Extract provided:
Demonstrators have demanded Kazakh authorities do more to protect ethnic Kazakhs who have been caught up in the Chinese sweep. Kazakhstan’s government, however, has been wary of angering Beijing, which is a major investor in Kazakhstan and throughout Central Asia.

As many as 2 million Uyghurs, Kazakhs, and members of Xinjiang's other indigenous, mostly Turkic-speaking Muslim ethnic groups have been taken to detention centers in the western Chinese region, according to the U.S. State Department.

China denies that the facilities are internment camps, but people who have fled the province say that thousands are undergoing "political indoctrination" at a network of facilities known officially as reeducation camps.

After Kazakhstan gained independence following the Soviet collapse in 1991, many ethnic Kazakhs from Xinjiang and elsewhere resettled in Kazakhstan, as part of a state program.

Many obtained permanent residence or citizenship but continue to visit Xinjiang either to see relatives or for bureaucratic reasons. Some have reportedly facing pressure from Chinese authorities or even arrest and imprisonment.

Kazakhs are the second-largest Turkic-speaking indigenous community in Xinjiang after Uyghurs. The region is also home to ethnic Kyrgyz, Tajiks, and Hui, also known as Dungans.

China's largest ethnicity, the Han, is the second-largest ethnic group in Xinjiang.

Given entries:
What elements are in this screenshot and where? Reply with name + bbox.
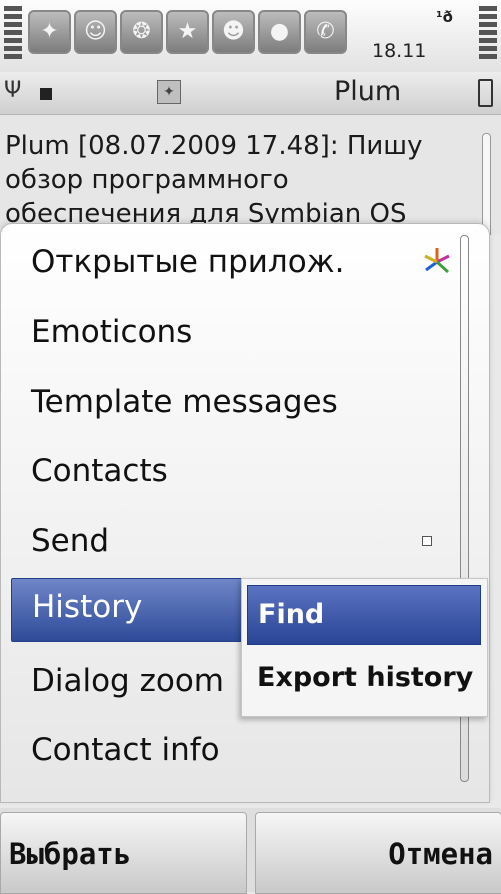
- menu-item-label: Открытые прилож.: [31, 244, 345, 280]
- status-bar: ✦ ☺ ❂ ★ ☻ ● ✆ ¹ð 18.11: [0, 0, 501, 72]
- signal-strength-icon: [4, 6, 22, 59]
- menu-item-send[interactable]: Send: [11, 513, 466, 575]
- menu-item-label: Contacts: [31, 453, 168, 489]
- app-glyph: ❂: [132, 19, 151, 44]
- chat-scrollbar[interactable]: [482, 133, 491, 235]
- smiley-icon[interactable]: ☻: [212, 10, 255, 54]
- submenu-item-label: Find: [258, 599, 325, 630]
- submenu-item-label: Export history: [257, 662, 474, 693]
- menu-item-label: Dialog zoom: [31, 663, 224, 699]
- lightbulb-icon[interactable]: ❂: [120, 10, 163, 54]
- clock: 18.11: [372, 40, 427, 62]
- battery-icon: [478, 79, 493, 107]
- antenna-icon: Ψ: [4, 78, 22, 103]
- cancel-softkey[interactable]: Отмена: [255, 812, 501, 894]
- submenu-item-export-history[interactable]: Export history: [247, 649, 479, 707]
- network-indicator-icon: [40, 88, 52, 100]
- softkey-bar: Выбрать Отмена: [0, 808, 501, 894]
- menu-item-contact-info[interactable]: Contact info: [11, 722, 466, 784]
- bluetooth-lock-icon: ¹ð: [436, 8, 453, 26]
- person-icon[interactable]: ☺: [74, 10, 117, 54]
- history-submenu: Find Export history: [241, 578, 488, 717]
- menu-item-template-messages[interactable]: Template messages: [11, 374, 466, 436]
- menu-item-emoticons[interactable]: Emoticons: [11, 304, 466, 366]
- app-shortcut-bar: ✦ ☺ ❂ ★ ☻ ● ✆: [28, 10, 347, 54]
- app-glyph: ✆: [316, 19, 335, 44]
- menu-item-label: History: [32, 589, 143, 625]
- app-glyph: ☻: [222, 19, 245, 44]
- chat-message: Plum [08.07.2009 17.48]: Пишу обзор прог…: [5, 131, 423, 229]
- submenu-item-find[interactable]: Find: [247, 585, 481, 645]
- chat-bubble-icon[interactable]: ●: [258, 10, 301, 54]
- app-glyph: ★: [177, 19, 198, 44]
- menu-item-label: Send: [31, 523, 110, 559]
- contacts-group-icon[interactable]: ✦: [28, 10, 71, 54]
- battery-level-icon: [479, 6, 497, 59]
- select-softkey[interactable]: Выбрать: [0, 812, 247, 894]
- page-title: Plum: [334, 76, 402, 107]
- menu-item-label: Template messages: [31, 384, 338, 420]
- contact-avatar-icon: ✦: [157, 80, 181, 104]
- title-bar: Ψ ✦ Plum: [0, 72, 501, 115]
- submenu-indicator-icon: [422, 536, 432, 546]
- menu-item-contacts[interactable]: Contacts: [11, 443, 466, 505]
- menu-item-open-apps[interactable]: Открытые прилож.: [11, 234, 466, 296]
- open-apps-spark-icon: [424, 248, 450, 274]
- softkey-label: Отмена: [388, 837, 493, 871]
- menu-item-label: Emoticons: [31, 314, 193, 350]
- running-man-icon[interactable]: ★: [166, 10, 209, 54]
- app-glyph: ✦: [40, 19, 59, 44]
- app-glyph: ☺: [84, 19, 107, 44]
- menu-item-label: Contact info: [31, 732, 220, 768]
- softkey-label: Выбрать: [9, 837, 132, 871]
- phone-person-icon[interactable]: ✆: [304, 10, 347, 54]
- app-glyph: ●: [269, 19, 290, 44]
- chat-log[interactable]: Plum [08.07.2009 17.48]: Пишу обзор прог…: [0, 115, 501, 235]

Instructions to follow: Copy word for word the part of the report on Kazakhs in Xinjiang that runs from "China denies that" to "a state program.".

Task answer:
China denies that the facilities are internment camps, but people who have fled the province say that thousands are undergoing "political indoctrination" at a network of facilities known officially as reeducation camps.

After Kazakhstan gained independence following the Soviet collapse in 1991, many ethnic Kazakhs from Xinjiang and elsewhere resettled in Kazakhstan, as part of a state program.